### EXTRAIT DE PAGE:
L’Assemblée nationale a adopté en début d’après-midi le transfert de l’administration du bureau du Directeur des Poursuites Publiques (DPP) sous la férule du bureau de l’Attorney General. Cette provision faisait partie d’une cédule du Finance and Audit (Amendment) Bill présenté par le ministre des Finances Vishnu Lutchmeenaraidoo. Cette loi préconise un retour au « line budgeting » qui, selon le ministre, permet une meilleure compréhension du budget et une plus grande transparence. Il prévoit également un retour à l’année financière durant la période juillet à juin de l’année suivante.

### CONSIGNE DE TRAVAIL:
Transcrivez fidèlement le passage de l'extrait de page qui va de « L’Assemblée nationale a » jusqu'à « de l’année suivante. » inclus.

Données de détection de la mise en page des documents

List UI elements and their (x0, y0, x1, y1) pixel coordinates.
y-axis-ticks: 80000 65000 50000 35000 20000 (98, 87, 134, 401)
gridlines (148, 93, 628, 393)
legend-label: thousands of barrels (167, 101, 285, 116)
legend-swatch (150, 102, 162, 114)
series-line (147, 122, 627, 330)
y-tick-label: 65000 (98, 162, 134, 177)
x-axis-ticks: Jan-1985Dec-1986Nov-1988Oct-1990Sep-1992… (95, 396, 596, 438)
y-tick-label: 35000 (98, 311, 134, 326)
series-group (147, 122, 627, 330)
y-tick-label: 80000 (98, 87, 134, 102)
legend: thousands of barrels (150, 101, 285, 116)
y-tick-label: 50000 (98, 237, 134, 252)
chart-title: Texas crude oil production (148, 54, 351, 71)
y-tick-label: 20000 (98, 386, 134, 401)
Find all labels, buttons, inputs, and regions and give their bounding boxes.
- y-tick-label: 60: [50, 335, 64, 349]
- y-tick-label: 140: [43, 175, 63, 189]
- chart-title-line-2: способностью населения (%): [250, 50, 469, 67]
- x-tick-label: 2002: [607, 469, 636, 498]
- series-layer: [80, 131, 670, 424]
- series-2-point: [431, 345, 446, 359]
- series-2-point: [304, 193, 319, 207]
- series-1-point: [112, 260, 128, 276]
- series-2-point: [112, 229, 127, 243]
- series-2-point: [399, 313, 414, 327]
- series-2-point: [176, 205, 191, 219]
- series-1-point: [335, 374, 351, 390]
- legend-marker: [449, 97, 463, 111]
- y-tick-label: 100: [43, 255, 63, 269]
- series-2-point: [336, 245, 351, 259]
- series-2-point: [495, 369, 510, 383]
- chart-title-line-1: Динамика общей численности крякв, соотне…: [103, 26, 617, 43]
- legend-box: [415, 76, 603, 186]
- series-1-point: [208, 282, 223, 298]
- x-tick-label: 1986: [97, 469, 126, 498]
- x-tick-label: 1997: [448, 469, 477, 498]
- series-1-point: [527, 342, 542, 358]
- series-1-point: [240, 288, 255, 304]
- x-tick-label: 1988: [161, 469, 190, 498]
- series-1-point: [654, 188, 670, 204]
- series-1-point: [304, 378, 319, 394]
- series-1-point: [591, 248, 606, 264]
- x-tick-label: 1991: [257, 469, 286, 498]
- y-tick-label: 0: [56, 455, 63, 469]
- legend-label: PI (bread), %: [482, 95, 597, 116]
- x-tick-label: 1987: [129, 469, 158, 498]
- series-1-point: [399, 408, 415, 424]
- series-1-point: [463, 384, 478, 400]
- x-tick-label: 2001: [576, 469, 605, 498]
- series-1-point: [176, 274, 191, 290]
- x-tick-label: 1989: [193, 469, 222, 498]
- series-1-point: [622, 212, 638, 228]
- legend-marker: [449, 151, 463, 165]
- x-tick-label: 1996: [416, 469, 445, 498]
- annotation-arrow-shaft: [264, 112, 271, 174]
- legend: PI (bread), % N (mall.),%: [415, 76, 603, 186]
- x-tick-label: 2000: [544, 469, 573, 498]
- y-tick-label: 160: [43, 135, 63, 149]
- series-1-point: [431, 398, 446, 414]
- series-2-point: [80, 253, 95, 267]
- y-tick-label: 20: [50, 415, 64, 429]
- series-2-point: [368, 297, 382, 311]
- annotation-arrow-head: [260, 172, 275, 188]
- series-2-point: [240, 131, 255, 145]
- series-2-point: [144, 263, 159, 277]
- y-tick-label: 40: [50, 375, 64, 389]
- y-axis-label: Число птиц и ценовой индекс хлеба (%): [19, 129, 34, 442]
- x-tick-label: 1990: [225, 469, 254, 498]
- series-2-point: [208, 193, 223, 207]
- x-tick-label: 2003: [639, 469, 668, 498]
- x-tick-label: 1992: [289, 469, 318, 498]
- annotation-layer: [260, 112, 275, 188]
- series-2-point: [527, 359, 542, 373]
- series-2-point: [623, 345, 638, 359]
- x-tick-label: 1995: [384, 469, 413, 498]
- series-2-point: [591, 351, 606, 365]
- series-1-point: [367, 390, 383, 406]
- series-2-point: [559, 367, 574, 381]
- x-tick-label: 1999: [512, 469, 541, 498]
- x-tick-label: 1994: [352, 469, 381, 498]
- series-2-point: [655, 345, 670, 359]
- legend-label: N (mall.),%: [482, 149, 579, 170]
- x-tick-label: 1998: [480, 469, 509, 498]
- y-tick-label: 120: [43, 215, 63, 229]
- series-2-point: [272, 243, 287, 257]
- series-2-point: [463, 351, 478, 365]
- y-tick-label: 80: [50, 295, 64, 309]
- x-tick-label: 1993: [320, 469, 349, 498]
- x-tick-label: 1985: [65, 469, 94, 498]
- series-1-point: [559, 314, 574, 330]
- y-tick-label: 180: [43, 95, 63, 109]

### SOLUTION CI-DESSOUS:
L’Assemblée nationale a adopté en début d’après-midi le transfert de l’administration du bureau du Directeur des Poursuites Publiques (DPP) sous la férule du bureau de l’Attorney General. Cette provision faisait partie d’une cédule du Finance and Audit (Amendment) Bill présenté par le ministre des Finances Vishnu Lutchmeenaraidoo. Cette loi préconise un retour au « line budgeting » qui, selon le ministre, permet une meilleure compréhension du budget et une plus grande transparence. Il prévoit également un retour à l’année financière durant la période juillet à juin de l’année suivante.